**Directions**
Reproduce the stretch from the start of the entries through the line containing "y-tick-label: 6: [62, 248, 79, 280]", swapping "ref-line-label" for "reference-line-label" and leaving everything else unchanged.

**Data entries**
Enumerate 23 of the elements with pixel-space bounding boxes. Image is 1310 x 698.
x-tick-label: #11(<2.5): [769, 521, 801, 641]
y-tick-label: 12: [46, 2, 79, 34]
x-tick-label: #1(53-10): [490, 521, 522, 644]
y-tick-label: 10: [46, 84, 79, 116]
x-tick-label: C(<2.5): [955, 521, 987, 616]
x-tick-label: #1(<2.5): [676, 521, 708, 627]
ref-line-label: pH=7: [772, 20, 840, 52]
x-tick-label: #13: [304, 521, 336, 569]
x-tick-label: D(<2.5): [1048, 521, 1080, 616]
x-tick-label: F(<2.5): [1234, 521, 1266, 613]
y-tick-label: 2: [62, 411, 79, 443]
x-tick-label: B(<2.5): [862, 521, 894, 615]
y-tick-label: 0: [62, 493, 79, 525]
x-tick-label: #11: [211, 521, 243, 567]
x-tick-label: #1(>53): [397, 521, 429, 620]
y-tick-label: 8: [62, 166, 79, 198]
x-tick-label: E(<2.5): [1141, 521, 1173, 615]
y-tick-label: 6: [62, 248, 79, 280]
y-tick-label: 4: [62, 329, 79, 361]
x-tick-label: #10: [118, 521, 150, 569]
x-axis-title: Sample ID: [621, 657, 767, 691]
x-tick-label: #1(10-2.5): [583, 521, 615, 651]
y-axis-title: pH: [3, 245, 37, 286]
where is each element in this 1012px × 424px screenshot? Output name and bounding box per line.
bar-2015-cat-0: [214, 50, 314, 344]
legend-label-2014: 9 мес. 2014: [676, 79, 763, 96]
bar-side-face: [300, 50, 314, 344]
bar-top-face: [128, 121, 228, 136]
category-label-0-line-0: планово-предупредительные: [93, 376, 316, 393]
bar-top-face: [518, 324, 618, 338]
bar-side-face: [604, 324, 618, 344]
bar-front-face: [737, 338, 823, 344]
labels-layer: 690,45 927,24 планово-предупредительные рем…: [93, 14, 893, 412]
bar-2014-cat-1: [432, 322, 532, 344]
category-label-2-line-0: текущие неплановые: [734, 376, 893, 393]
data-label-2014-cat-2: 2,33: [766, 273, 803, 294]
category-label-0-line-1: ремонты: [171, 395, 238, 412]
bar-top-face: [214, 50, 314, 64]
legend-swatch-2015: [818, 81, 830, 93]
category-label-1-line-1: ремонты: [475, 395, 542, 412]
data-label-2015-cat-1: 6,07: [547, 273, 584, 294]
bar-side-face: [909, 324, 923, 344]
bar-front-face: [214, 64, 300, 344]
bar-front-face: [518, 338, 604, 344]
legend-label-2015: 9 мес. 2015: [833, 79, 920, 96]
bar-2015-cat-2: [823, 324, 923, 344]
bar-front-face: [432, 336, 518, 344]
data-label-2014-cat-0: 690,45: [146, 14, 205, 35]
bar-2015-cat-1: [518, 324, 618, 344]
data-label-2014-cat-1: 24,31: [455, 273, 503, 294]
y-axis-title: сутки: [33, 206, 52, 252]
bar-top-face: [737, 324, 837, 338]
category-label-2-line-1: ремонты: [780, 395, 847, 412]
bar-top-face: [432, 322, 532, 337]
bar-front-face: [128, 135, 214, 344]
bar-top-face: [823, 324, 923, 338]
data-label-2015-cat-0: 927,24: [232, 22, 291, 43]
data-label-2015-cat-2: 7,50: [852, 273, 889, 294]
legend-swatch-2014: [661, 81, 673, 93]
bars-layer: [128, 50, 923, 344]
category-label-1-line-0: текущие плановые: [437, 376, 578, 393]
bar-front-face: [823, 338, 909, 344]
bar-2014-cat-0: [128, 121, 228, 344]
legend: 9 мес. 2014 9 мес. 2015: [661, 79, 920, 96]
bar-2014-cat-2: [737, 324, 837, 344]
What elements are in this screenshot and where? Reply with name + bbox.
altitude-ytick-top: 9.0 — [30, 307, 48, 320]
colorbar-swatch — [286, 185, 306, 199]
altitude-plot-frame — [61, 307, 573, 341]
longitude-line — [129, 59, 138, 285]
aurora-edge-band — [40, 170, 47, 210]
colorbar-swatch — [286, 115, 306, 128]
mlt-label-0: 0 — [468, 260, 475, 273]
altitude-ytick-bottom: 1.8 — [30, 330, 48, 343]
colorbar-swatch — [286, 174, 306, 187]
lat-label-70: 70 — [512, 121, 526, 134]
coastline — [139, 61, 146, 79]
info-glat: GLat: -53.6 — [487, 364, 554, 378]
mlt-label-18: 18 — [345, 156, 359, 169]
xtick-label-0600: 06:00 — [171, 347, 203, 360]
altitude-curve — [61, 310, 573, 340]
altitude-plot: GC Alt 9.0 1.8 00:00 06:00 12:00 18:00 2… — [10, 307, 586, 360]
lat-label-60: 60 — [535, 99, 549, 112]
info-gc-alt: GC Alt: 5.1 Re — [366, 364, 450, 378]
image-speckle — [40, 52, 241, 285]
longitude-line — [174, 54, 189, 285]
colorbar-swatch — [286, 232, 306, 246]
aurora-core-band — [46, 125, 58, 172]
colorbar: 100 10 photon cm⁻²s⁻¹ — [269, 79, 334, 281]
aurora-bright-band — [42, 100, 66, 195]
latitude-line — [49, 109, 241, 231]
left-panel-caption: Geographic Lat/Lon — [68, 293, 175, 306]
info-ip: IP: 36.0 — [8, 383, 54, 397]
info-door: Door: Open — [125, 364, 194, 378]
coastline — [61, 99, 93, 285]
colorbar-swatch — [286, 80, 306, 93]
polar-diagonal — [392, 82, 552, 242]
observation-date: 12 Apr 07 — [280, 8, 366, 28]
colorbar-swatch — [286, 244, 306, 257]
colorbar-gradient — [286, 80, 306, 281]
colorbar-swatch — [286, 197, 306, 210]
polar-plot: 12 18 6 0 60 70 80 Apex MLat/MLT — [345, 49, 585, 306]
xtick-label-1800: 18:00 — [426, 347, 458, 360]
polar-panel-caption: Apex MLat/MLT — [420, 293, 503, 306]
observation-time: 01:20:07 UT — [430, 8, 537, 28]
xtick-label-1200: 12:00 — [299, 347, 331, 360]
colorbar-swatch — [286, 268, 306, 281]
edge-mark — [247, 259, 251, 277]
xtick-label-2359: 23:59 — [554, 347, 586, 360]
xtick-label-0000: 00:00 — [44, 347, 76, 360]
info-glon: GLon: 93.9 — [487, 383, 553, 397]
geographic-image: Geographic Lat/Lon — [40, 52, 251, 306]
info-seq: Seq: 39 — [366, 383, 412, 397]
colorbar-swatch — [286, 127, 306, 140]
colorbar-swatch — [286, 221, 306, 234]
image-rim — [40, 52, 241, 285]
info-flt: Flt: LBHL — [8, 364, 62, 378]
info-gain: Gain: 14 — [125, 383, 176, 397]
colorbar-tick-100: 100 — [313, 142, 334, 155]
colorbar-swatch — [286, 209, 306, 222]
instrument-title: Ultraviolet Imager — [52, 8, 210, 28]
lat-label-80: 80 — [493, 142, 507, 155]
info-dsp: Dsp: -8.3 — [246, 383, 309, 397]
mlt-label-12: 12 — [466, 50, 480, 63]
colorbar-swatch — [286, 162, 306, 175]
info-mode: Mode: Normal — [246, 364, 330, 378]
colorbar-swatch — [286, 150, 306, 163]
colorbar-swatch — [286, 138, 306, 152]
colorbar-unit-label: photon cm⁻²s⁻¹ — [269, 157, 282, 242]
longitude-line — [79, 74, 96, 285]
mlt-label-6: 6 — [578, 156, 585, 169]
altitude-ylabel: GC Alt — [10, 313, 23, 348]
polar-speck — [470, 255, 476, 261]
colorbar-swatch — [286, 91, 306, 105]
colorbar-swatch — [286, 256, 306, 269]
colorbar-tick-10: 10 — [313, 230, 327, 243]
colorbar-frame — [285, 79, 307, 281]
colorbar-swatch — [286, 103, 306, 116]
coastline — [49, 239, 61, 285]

**Task solution**
Enumerate 23 of the elements with pixel-space bounding boxes. Image is 1310 x 698.
x-tick-label: #11(<2.5): [769, 521, 801, 641]
y-tick-label: 12: [46, 2, 79, 34]
x-tick-label: #1(53-10): [490, 521, 522, 644]
y-tick-label: 10: [46, 84, 79, 116]
x-tick-label: C(<2.5): [955, 521, 987, 616]
x-tick-label: #1(<2.5): [676, 521, 708, 627]
reference-line-label: pH=7: [772, 20, 840, 52]
x-tick-label: #13: [304, 521, 336, 569]
x-tick-label: D(<2.5): [1048, 521, 1080, 616]
x-tick-label: F(<2.5): [1234, 521, 1266, 613]
y-tick-label: 2: [62, 411, 79, 443]
x-tick-label: B(<2.5): [862, 521, 894, 615]
y-tick-label: 0: [62, 493, 79, 525]
x-tick-label: #11: [211, 521, 243, 567]
x-tick-label: #1(>53): [397, 521, 429, 620]
y-tick-label: 8: [62, 166, 79, 198]
x-tick-label: E(<2.5): [1141, 521, 1173, 615]
y-tick-label: 6: [62, 248, 79, 280]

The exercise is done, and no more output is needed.